══ Listed records ══

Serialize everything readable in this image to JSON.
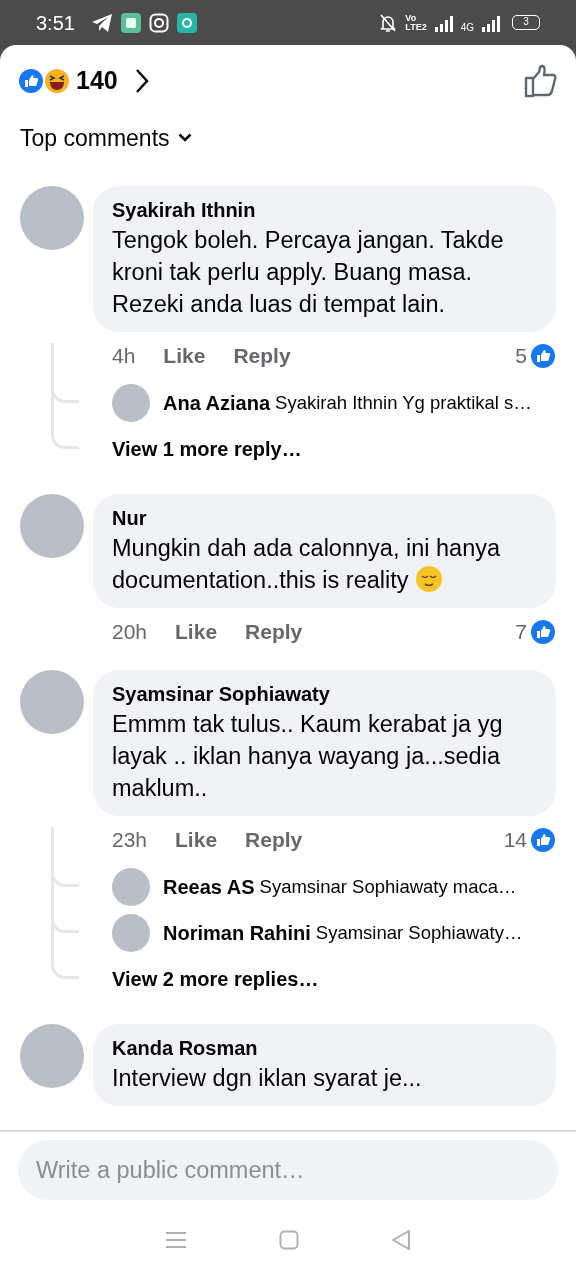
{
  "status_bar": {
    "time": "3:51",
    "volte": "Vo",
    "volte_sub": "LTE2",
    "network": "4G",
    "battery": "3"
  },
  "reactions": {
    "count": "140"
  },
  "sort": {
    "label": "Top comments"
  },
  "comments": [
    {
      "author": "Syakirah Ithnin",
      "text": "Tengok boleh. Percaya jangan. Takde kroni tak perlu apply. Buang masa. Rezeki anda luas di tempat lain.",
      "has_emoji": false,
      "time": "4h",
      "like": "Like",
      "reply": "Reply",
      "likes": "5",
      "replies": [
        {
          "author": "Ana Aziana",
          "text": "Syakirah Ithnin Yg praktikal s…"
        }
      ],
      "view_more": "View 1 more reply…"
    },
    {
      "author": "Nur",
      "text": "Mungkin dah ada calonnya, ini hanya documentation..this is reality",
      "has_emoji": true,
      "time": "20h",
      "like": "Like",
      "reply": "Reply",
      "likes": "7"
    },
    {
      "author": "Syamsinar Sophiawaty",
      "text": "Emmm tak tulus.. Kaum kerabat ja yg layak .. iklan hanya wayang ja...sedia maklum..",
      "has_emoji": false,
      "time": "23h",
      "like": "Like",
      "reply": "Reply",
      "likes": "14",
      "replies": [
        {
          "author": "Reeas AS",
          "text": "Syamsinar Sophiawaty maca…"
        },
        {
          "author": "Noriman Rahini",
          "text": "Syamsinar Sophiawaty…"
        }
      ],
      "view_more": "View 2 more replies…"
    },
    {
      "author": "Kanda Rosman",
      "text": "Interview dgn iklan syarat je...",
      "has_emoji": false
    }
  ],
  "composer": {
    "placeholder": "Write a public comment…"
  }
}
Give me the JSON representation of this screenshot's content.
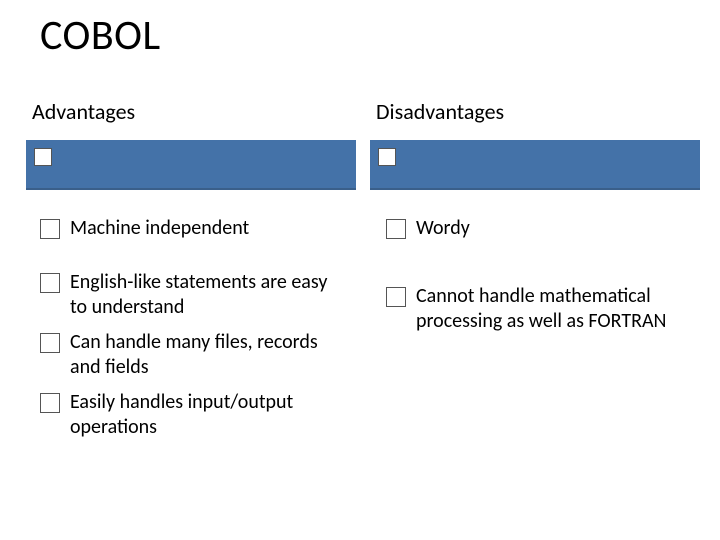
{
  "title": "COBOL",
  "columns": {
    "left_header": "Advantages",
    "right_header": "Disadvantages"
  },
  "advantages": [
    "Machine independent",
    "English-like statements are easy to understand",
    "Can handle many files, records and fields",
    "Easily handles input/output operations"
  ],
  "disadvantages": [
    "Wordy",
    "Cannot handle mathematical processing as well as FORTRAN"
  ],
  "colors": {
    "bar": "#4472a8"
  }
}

═══

▸ Description of the task:
Using the listing, copy every line where the word "author" shows up.

▸ Response:
      "author": "Syakirah Ithnin",
          "author": "Ana Aziana",
      "author": "Nur",
      "author": "Syamsinar Sophiawaty",
          "author": "Reeas AS",
          "author": "Noriman Rahini",
      "author": "Kanda Rosman",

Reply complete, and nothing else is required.